* Begin *
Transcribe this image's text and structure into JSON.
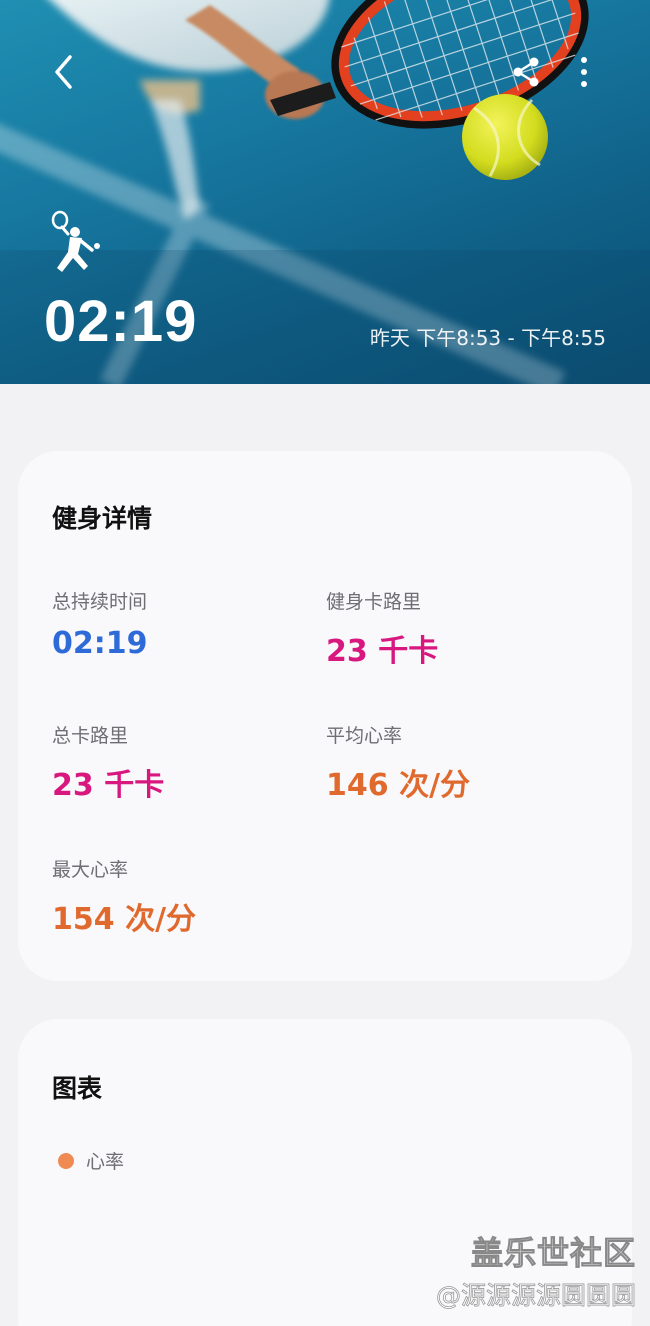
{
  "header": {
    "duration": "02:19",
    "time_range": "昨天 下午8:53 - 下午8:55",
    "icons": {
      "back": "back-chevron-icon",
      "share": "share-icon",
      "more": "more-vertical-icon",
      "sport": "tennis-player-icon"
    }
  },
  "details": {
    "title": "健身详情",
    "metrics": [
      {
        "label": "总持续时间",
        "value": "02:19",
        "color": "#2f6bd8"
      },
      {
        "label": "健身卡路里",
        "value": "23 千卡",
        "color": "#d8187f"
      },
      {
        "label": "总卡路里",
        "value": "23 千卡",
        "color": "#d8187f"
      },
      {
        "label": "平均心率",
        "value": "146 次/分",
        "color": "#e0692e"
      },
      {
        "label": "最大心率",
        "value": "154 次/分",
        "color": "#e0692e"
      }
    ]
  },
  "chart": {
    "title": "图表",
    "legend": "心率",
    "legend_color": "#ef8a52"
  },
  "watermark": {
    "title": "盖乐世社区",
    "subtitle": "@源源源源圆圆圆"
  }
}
* End *
> **REQUIREMENT**: Return the listing above word for word, with the pictures removed.

> **EXERCISE RESULT**:
Transcribe this image's text and structure into JSON.
{
  "header": {
    "duration": "02:19",
    "time_range": "昨天 下午8:53 - 下午8:55",
    "icons": {
      "back": "back-chevron-icon",
      "share": "share-icon",
      "more": "more-vertical-icon",
      "sport": "tennis-player-icon"
    }
  },
  "details": {
    "title": "健身详情",
    "metrics": [
      {
        "label": "总持续时间",
        "value": "02:19",
        "color": "#2f6bd8"
      },
      {
        "label": "健身卡路里",
        "value": "23 千卡",
        "color": "#d8187f"
      },
      {
        "label": "总卡路里",
        "value": "23 千卡",
        "color": "#d8187f"
      },
      {
        "label": "平均心率",
        "value": "146 次/分",
        "color": "#e0692e"
      },
      {
        "label": "最大心率",
        "value": "154 次/分",
        "color": "#e0692e"
      }
    ]
  },
  "chart": {
    "title": "图表",
    "legend": "心率",
    "legend_color": "#ef8a52"
  },
  "watermark": {
    "title": "盖乐世社区",
    "subtitle": "@源源源源圆圆圆"
  }
}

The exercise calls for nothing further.